> _ENTRIES_

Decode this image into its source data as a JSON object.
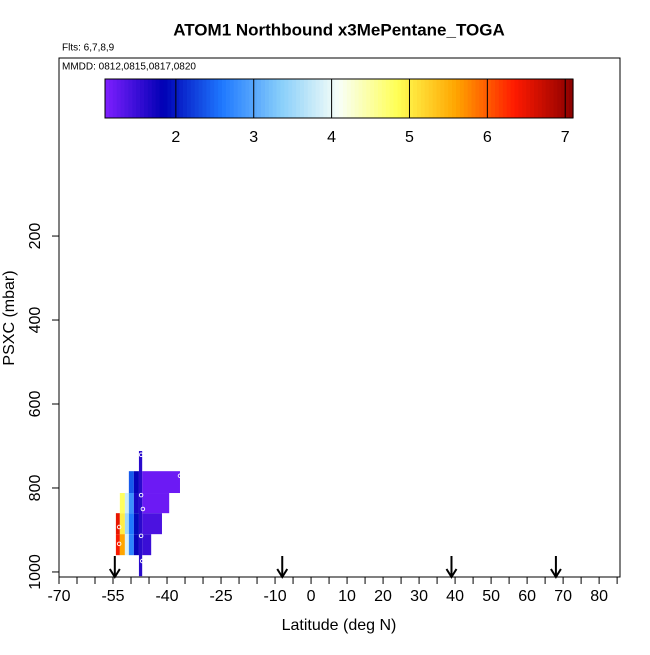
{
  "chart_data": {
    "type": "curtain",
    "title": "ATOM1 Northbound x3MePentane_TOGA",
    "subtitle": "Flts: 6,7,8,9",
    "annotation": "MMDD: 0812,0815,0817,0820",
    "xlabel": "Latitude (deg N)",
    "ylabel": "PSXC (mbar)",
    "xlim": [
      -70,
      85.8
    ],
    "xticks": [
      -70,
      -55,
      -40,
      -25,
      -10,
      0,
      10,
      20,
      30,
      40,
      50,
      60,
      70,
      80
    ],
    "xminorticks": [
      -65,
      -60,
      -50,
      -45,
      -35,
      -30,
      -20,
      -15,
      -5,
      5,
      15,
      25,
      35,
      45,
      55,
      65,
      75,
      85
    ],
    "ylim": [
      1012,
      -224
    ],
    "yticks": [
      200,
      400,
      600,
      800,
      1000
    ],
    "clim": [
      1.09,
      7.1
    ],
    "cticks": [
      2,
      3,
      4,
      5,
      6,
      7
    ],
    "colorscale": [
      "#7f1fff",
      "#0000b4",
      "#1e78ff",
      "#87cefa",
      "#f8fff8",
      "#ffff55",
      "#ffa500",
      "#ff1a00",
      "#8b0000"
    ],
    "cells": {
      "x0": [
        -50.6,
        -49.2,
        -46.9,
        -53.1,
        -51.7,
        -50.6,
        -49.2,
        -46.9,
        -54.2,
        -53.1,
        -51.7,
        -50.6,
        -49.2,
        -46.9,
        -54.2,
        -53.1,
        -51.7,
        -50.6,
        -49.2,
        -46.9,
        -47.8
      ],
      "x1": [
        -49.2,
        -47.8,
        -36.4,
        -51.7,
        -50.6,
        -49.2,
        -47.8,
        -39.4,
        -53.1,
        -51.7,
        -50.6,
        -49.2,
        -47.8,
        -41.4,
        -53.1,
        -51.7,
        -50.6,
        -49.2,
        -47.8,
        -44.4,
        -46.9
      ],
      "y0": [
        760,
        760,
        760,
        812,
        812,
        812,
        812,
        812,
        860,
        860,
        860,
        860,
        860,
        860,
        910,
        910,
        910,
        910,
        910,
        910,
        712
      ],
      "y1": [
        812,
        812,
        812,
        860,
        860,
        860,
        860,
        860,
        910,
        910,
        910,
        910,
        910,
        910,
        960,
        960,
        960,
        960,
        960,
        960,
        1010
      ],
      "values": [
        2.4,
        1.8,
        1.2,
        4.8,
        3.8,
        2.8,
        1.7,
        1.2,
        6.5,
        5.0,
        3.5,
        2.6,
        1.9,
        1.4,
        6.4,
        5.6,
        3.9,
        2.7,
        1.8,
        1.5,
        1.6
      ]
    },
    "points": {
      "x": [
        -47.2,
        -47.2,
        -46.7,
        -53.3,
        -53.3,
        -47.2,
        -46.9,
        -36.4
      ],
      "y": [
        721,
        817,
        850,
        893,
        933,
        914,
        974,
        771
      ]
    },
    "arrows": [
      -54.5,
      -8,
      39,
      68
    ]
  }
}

> _TASK TO CARRY OUT_
Leaving aside the images, write out the entries above word for word.

> _RESPONSE_
Decode this image into its source data as a JSON object.
{
  "chart_data": {
    "type": "curtain",
    "title": "ATOM1 Northbound x3MePentane_TOGA",
    "subtitle": "Flts: 6,7,8,9",
    "annotation": "MMDD: 0812,0815,0817,0820",
    "xlabel": "Latitude (deg N)",
    "ylabel": "PSXC (mbar)",
    "xlim": [
      -70,
      85.8
    ],
    "xticks": [
      -70,
      -55,
      -40,
      -25,
      -10,
      0,
      10,
      20,
      30,
      40,
      50,
      60,
      70,
      80
    ],
    "xminorticks": [
      -65,
      -60,
      -50,
      -45,
      -35,
      -30,
      -20,
      -15,
      -5,
      5,
      15,
      25,
      35,
      45,
      55,
      65,
      75,
      85
    ],
    "ylim": [
      1012,
      -224
    ],
    "yticks": [
      200,
      400,
      600,
      800,
      1000
    ],
    "clim": [
      1.09,
      7.1
    ],
    "cticks": [
      2,
      3,
      4,
      5,
      6,
      7
    ],
    "colorscale": [
      "#7f1fff",
      "#0000b4",
      "#1e78ff",
      "#87cefa",
      "#f8fff8",
      "#ffff55",
      "#ffa500",
      "#ff1a00",
      "#8b0000"
    ],
    "cells": {
      "x0": [
        -50.6,
        -49.2,
        -46.9,
        -53.1,
        -51.7,
        -50.6,
        -49.2,
        -46.9,
        -54.2,
        -53.1,
        -51.7,
        -50.6,
        -49.2,
        -46.9,
        -54.2,
        -53.1,
        -51.7,
        -50.6,
        -49.2,
        -46.9,
        -47.8
      ],
      "x1": [
        -49.2,
        -47.8,
        -36.4,
        -51.7,
        -50.6,
        -49.2,
        -47.8,
        -39.4,
        -53.1,
        -51.7,
        -50.6,
        -49.2,
        -47.8,
        -41.4,
        -53.1,
        -51.7,
        -50.6,
        -49.2,
        -47.8,
        -44.4,
        -46.9
      ],
      "y0": [
        760,
        760,
        760,
        812,
        812,
        812,
        812,
        812,
        860,
        860,
        860,
        860,
        860,
        860,
        910,
        910,
        910,
        910,
        910,
        910,
        712
      ],
      "y1": [
        812,
        812,
        812,
        860,
        860,
        860,
        860,
        860,
        910,
        910,
        910,
        910,
        910,
        910,
        960,
        960,
        960,
        960,
        960,
        960,
        1010
      ],
      "values": [
        2.4,
        1.8,
        1.2,
        4.8,
        3.8,
        2.8,
        1.7,
        1.2,
        6.5,
        5.0,
        3.5,
        2.6,
        1.9,
        1.4,
        6.4,
        5.6,
        3.9,
        2.7,
        1.8,
        1.5,
        1.6
      ]
    },
    "points": {
      "x": [
        -47.2,
        -47.2,
        -46.7,
        -53.3,
        -53.3,
        -47.2,
        -46.9,
        -36.4
      ],
      "y": [
        721,
        817,
        850,
        893,
        933,
        914,
        974,
        771
      ]
    },
    "arrows": [
      -54.5,
      -8,
      39,
      68
    ]
  }
}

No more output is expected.